Aim of the task:
Return each line holding the string "when".

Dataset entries
● ● ● ●
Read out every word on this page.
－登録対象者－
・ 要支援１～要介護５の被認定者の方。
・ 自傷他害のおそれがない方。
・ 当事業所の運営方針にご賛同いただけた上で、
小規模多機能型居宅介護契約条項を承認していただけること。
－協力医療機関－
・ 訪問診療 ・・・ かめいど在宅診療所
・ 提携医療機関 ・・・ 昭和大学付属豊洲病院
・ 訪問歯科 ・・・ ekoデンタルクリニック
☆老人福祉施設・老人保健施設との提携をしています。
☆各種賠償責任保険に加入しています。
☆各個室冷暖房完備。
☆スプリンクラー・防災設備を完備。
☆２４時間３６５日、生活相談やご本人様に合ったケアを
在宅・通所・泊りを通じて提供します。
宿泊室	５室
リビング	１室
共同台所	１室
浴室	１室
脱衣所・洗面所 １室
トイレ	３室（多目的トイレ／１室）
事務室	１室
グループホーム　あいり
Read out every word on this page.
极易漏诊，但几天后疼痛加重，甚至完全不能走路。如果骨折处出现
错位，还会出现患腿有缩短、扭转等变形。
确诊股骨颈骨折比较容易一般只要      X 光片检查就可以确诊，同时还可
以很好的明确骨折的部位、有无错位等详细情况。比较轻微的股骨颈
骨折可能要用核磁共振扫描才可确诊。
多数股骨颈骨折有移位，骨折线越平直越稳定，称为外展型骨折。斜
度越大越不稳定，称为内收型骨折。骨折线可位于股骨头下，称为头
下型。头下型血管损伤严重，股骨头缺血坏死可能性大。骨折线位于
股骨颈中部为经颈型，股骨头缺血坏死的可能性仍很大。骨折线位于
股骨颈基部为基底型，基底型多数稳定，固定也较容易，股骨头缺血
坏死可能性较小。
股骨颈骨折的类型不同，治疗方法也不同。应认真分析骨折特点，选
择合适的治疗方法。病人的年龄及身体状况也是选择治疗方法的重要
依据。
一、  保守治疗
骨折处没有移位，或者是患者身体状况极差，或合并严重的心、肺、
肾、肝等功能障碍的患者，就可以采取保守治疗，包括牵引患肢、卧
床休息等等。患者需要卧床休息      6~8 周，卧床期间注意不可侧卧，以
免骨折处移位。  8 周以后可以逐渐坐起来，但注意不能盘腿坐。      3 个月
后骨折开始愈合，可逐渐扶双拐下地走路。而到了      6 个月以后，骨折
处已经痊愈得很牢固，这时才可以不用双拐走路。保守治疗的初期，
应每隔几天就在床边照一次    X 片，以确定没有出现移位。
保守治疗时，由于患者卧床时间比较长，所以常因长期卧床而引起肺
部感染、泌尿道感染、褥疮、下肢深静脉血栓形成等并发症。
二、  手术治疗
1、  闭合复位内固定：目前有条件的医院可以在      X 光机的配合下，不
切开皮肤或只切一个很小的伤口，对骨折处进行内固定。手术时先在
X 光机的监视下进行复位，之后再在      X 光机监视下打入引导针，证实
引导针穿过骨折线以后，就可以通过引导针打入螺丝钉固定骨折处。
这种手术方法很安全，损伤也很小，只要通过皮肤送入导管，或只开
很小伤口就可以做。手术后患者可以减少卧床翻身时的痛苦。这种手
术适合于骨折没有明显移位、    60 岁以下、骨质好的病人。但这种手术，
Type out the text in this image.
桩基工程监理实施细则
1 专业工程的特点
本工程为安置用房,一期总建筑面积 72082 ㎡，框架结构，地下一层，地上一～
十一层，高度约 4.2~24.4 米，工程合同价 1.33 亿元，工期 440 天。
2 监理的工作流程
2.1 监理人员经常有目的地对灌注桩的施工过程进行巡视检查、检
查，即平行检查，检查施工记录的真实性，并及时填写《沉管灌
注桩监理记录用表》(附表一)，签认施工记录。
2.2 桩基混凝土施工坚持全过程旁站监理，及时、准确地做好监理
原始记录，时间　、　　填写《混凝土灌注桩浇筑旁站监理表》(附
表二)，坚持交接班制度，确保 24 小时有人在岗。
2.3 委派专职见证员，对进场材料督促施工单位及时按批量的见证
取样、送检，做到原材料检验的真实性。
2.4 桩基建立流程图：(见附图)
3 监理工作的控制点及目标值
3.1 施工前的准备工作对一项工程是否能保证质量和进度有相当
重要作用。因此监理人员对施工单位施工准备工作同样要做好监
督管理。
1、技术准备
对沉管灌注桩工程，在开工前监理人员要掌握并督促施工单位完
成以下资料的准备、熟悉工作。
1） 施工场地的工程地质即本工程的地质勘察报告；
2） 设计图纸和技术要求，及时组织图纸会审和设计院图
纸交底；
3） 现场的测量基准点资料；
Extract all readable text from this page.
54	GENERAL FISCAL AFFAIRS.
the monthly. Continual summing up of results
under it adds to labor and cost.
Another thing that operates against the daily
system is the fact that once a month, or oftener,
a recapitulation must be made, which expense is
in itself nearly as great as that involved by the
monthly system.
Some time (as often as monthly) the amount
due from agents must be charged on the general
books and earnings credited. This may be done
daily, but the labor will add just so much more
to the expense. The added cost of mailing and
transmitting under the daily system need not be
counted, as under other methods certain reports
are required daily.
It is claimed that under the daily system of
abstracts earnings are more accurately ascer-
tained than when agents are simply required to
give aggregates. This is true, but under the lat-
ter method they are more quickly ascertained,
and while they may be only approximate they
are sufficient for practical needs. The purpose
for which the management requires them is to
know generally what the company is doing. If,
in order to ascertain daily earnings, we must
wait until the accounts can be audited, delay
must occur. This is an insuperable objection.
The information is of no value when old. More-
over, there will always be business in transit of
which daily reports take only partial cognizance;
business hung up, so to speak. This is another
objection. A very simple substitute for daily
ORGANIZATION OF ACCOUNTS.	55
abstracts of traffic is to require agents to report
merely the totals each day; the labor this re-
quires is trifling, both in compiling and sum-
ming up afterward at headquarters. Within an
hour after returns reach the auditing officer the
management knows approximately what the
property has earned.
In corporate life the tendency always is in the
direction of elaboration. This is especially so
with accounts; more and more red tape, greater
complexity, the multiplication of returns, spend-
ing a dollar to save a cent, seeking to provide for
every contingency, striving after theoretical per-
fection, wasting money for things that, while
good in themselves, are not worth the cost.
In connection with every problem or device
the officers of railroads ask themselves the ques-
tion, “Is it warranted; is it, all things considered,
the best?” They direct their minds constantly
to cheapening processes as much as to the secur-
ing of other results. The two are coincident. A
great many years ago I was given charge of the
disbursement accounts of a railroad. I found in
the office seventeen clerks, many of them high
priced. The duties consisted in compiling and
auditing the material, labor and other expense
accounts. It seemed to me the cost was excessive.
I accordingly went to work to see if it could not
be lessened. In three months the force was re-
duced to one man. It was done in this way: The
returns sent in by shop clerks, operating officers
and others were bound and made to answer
● ● ● ●
Solved exercise:
tained than when agents are simply required to
The information is of no value when old. More-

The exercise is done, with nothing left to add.